### Text provided

I have 2 hosts: one is running Linux, while the other is OmniOS.

The awk on Linux is gawk:

[root@localhost ~]# which awk
[root@localhost ~]# ls -lt /bin/awk
lrwxrwxrwx. 1 root root 4 Jan 22  2014 /bin/awk -> gawk

And running the following command is OK:

[root@localhost  ~]# awk 'function print_name_and_age(name, age) { print name" is "age" old" } {print_name_and_age($1, $2)}'
Mark 12
Mark is 12 old

I think awk on OmniOS is nawk, but not sure:

root@localhost:/root# which awk
root@localhost:/root# ls -lt /usr/bin/awk
-r-xr-xr-x   2 root     bin        90664 Apr  3 01:17 /usr/bin/awk
root@localhost:/root# awk
awk: Usage: awk [-Fc] [-f source | 'cmds'] [files]

But executing the same command is error:

root@localhost:/root# awk 'function print_name_and_age(name, age) { print name" is "age" old" } {print_name_and_age($1, $2)}'
awk: syntax error near line 1
awk: bailing out near line 1

I can't figure out the root cause, could anyone give any clues?

### Task to carry out
Rewrite the paragraph of the awk question above that begins "I have 2 hosts" as a brief list that keeps its main facts.

### Information supplied
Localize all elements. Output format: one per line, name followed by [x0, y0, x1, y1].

### Answer to the exercise
- Two hosts
- One runs Linux
- The other runs OmniOS